* STATED EXERCISE
Using the listing below, extract each line that has the word "this" in it.
── MATERIALS PROVIDED ──
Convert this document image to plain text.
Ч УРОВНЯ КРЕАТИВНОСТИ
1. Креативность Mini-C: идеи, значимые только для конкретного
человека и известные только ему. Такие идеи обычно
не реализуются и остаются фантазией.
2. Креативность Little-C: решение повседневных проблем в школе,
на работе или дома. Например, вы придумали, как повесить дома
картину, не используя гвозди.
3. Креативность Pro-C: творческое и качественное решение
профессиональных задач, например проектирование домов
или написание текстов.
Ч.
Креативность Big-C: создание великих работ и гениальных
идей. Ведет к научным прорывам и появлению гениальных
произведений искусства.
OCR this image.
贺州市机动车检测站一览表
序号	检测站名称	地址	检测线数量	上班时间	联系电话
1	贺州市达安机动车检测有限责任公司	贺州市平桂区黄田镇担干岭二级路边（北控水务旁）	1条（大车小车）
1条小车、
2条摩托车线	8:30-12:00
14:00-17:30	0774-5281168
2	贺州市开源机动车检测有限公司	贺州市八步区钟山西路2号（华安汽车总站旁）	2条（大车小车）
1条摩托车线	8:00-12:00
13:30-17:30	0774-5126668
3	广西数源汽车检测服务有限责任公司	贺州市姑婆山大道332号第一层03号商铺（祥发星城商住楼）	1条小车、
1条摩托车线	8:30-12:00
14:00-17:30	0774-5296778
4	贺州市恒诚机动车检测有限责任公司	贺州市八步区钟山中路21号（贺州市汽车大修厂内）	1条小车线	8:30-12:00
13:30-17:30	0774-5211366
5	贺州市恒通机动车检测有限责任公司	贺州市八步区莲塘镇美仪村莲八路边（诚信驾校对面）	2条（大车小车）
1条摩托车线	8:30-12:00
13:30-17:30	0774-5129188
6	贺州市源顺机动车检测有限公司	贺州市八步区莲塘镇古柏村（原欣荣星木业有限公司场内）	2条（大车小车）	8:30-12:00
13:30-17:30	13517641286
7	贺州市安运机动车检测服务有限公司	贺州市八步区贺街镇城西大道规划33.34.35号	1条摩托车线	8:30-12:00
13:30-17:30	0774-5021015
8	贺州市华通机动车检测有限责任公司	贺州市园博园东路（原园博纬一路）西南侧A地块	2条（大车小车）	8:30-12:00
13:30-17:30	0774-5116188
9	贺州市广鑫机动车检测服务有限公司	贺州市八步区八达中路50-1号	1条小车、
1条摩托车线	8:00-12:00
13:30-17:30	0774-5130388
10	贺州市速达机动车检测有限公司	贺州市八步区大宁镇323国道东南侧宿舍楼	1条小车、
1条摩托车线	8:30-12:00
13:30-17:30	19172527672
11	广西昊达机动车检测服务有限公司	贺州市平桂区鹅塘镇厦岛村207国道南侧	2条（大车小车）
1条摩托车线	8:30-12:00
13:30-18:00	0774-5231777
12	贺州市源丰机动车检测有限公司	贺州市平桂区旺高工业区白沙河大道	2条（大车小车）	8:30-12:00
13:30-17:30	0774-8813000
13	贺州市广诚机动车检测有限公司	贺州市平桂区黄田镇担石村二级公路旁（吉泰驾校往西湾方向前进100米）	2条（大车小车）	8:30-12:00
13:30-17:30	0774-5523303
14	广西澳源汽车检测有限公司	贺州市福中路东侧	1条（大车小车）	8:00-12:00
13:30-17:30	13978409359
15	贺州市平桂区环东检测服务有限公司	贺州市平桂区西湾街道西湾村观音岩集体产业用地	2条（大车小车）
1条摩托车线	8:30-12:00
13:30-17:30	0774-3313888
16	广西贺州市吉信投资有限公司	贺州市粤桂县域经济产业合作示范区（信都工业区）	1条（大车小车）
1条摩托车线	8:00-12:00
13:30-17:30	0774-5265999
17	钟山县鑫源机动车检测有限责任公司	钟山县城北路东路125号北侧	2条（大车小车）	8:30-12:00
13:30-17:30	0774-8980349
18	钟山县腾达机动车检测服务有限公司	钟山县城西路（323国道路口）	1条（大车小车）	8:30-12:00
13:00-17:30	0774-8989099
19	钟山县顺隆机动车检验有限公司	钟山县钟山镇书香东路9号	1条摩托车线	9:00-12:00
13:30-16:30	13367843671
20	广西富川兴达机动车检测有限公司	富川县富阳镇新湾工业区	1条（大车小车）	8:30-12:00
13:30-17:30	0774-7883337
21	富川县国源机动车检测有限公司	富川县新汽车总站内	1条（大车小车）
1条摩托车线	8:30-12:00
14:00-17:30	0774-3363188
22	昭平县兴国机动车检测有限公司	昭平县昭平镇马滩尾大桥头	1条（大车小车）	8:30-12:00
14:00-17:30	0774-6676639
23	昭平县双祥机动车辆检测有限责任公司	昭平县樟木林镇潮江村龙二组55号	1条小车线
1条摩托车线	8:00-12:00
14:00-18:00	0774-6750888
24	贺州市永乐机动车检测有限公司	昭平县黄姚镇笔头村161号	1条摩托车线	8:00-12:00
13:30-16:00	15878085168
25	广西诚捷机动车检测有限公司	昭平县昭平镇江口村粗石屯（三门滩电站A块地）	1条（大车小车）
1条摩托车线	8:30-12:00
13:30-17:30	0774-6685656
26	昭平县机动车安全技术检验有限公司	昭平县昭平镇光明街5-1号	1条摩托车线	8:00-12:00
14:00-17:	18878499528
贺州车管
───
* COMPLETE RESPONSE
Convert this document image to plain text.
OCR this image.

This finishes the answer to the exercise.